• Verilen Alıştırma A:
Ekonomi yazısında "Yemek ile tıkınmak" sözcüklerinin bulunduğu yerden başlayıp "tüketmekten bahseder durumdayız." sözcüklerinden sonra durarak o bölümü hiçbir değişiklik yapmadan yeniden yazınız.

• Metin Bölümü:
Yemek ile tıkınmak arasındaki farkı karıştıran ve bunun bir kültür ve sofra adabının parçası olduğunu ıskalayan anlayış içerisinde, ekonomiyi de aynı tondan konuşur hale geldik. Oysa bizim perhize ya da aşırı yemeye değil, sağlıklı beslenmeye ihtiyacımız var. Rakam yükseldikçe ya da faizdeki gibi düştükçe her şeyin normal olduğunu zanneden bir zihni yaklaşımın çarpık sonuçlarını yaşıyoruz.
Öncelikle ekonomi dediğinizde aklınıza gelen ilk eylemin planlama olması gerekir. Ama biz daha yüksek büyümeden, daha çok ihracattan, daha çok üretmekten, daha çok tüketmekten bahseder durumdayız.
İşte başımıza ne geliyorsa da bundan geliyor. Plansız bir anlayış içerisinde günlük bulduğu parayı yiyen, bütçeyi para bulmak zanneden, bütçe yönetmeyi de kasada ne var ne yok onun üzerinden hesaplayan, ama paranın maliyeti olduğunu bilmeden harcayan bir yaklaşımın çıktılarını görüyoruz.
Seçim süreci yaklaştıkça bu söylemin daha garip bir hal aldığına, hatta ekonomi yönetimi tarafında her şeyin yolunda olduğunu anlatmak adına abartılarak anlatıldığına ve bu haliyle az kalan güvenin de yerle yeksan edildiğine şahit oluyoruz.
Son olarak batarya fabrikasının açılışında Cumhurbaşkanı Erdoğan’ın açıklamaları oldu. İnanın bana ben bir batarya fabrikası açıyor olsaydım, günlük bu tür sorunlardan bahsetmez, vizyoner bir biçimde geleceğin teknolojileri ve ekonomisi adına öngörüleri anlatmayı tercih ederdim.
Bunu bir gazeteci olarak ben böyle düşünürken, ne yazık ki ekonominin başındaki isimler, batarya fabrikasından ya da bunun getirisi olan ekonomiden iki cümle söz ettikten sonra, meseleyi seçim konuşmasına çevirmeyi tercih ediyorlar. Çok acı ama gerçek.
Peki diyelim ki ona da tamam. Konuşulan ne? İfade şu: “Ülkemizin sanayisini, tarımını, enerjisini, altyapısını büyütmeden soframıza koyduğumuz ekmeği büyütemeyiz.” Doğru mu, doğru ama eksik. O eksik hali de zaten neden evin bir türlü derlenip toparlanmadığının kanıtı niteliğinde.
Çünkü bizim ekmeğimizi büyütmek için bunlarla ilgili hamleler yapmamız gerekiyor ama o hamle büyütmek değil. Planlı bir kalkınma modeli içinde, rekabet edebilir, verimliliğini arttırmış, katma değer yaratan faaileyetler gerçekleştirip, sonuçta da bir büyüme rakamı elde etmenin ötesinde kalkınmaktır.

• Verilen Alıştırma B:
Listede "Text: 5, PARKGATE" ifadesini içeren satırdan başlayıp "Text: 1: 1 [68, 483, 74, 493]" ifadesini içeren satırdan sonra durarak yalnızca bu satırları yeniden veriniz. Bu satırlarda "HPI" yerine "KFE" yazınız, geri kalan her şeyi olduğu gibi bırakınız.

• İşlenecek Malzeme:
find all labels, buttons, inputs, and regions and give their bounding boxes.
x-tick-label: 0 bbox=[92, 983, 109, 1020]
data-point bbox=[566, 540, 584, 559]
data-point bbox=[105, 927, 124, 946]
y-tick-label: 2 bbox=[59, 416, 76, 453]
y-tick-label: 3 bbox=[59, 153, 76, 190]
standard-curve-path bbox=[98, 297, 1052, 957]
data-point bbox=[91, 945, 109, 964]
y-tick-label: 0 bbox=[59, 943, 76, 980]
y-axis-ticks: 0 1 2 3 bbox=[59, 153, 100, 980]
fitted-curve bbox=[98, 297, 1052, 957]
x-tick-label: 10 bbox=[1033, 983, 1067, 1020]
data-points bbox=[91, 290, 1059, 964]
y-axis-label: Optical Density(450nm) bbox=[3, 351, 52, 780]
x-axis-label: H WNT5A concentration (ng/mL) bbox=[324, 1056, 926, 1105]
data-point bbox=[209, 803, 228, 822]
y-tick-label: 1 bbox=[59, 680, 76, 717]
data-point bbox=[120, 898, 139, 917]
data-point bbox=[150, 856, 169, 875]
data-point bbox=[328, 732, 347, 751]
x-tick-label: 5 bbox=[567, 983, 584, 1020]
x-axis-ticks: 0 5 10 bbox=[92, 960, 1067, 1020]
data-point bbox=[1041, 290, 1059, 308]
...
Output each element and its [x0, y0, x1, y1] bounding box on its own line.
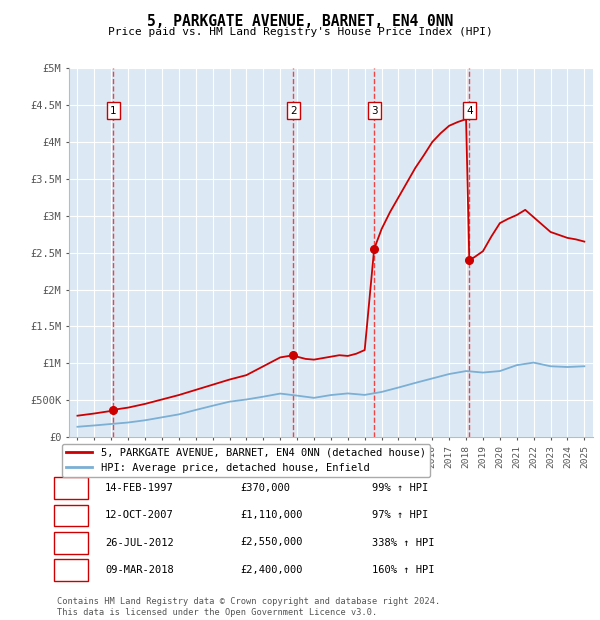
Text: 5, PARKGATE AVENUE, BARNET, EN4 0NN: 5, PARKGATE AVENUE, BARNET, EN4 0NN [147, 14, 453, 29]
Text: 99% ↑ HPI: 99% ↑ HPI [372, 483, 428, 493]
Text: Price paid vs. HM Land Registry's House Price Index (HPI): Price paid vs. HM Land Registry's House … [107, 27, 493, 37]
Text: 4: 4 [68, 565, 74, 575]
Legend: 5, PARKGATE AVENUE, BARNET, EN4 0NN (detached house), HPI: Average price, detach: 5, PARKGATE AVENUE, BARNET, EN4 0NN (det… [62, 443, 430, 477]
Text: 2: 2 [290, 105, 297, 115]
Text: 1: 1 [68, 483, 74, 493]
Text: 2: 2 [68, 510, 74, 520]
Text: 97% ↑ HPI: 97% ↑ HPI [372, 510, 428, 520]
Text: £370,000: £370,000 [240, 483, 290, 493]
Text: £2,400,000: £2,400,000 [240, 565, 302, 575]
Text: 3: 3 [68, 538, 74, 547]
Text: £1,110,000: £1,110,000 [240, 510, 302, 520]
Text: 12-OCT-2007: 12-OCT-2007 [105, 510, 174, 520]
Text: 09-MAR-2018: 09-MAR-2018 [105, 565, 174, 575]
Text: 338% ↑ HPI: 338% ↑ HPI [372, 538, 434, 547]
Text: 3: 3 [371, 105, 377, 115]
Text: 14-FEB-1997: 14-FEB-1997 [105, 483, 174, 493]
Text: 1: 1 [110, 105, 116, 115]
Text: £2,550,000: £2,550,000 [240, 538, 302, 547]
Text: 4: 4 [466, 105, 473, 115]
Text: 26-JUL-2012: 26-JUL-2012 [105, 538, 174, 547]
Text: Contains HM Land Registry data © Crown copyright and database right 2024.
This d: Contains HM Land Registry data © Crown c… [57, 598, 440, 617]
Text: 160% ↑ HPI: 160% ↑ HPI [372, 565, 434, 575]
...
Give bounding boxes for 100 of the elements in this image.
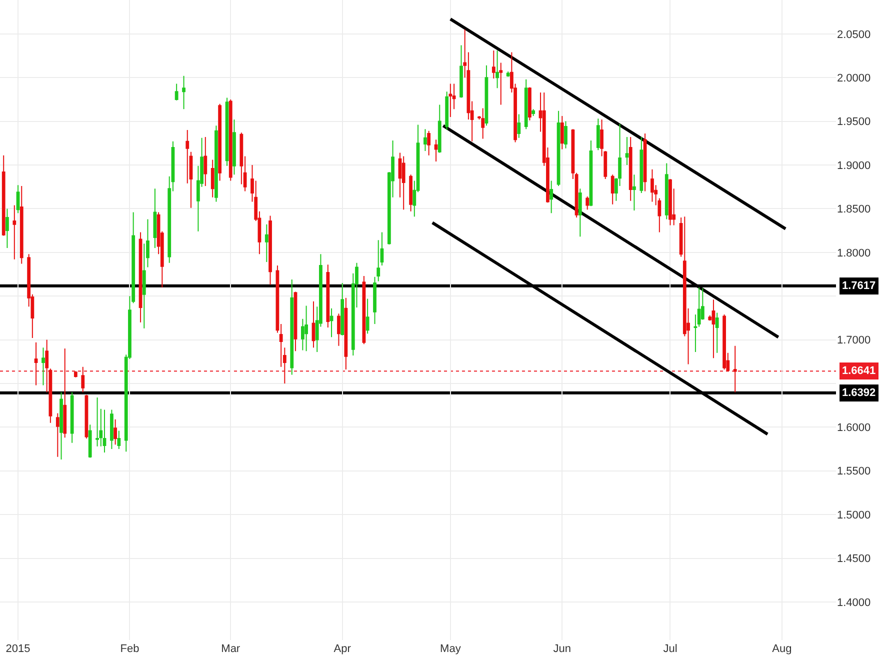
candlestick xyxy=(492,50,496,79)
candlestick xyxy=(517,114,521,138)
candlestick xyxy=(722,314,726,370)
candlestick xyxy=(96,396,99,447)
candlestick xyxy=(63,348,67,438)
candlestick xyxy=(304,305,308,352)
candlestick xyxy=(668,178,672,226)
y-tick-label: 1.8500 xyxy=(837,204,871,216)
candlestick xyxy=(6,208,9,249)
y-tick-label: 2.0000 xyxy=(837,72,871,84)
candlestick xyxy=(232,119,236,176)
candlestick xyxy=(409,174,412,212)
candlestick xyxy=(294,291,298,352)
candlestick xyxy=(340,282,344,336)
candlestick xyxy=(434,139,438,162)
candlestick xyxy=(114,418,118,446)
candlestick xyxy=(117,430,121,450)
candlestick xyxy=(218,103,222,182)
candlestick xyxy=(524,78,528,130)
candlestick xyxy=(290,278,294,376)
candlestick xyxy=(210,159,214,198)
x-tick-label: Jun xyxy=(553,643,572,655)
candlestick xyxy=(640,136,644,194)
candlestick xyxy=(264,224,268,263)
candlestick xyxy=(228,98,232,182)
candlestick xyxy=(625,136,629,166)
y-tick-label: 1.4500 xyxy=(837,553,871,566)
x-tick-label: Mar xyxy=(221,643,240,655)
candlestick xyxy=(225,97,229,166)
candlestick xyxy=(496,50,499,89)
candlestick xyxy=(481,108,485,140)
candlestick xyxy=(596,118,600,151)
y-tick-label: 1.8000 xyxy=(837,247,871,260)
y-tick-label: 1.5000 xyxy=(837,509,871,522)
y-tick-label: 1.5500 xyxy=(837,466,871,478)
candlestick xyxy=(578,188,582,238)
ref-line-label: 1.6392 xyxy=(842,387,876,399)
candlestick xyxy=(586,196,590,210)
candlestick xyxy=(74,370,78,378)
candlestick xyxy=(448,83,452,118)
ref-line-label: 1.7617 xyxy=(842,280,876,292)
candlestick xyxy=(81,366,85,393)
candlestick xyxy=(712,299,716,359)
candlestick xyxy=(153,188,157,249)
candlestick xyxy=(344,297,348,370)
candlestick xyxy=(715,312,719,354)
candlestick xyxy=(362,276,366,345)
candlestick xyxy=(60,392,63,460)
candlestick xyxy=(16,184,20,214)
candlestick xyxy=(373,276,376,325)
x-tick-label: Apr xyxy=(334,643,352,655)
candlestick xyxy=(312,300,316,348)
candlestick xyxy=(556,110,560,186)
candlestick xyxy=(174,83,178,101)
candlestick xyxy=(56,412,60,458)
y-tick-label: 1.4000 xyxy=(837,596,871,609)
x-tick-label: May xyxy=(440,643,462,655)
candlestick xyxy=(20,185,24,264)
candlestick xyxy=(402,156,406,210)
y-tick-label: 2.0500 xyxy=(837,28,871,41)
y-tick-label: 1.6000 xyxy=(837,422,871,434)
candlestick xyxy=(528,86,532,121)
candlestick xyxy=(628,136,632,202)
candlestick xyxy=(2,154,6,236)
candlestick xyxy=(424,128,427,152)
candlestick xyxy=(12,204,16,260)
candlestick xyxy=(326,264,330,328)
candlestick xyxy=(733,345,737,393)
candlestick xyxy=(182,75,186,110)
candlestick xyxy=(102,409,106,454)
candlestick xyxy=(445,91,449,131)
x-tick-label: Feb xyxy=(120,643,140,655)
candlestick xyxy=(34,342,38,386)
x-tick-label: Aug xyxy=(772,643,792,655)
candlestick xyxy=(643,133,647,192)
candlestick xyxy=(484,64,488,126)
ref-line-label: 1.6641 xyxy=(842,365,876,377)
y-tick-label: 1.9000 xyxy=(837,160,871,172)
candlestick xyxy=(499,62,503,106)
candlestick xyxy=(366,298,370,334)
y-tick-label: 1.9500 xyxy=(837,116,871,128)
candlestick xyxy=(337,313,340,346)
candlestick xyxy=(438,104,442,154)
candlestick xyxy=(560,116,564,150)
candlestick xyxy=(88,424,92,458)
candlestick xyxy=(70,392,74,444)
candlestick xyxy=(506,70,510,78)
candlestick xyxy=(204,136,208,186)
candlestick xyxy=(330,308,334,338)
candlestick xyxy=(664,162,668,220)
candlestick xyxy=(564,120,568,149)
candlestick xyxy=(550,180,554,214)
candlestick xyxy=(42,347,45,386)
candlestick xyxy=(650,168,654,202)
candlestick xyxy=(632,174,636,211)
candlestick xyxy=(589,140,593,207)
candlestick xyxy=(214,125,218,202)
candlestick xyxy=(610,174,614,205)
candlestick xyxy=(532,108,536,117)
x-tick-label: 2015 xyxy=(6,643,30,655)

• Alıştırma Sonucu A:
Yemek ile tıkınmak arasındaki farkı karıştıran ve bunun bir kültür ve sofra adabının parçası olduğunu ıskalayan anlayış içerisinde, ekonomiyi de aynı tondan konuşur hale geldik. Oysa bizim perhize ya da aşırı yemeye değil, sağlıklı beslenmeye ihtiyacımız var. Rakam yükseldikçe ya da faizdeki gibi düştükçe her şeyin normal olduğunu zanneden bir zihni yaklaşımın çarpık sonuçlarını yaşıyoruz.
Öncelikle ekonomi dediğinizde aklınıza gelen ilk eylemin planlama olması gerekir. Ama biz daha yüksek büyümeden, daha çok ihracattan, daha çok üretmekten, daha çok tüketmekten bahseder durumdayız.

• Alıştırma Sonucu B:
Text: 5, PARKGATE AVENUE, BARNET, EN4 0NN: 5, PARKGATE AVENUE, BARNET, EN4 0NN [147, 14, 453, 29]
Text: 99% ↑ KFE: 99% ↑ KFE [372, 483, 428, 493]
Text: Price paid vs. HM Land Registry's House Price Index (KFE): Price paid vs. HM Land Registry's House … [107, 27, 493, 37]
Text: 4: 4 [68, 565, 74, 575]
Legend: 5, PARKGATE AVENUE, BARNET, EN4 0NN (detached house), KFE: Average price, detach: 5, PARKGATE AVENUE, BARNET, EN4 0NN (det… [62, 443, 430, 477]
Text: 2: 2 [290, 105, 297, 115]
Text: 1: 1 [68, 483, 74, 493]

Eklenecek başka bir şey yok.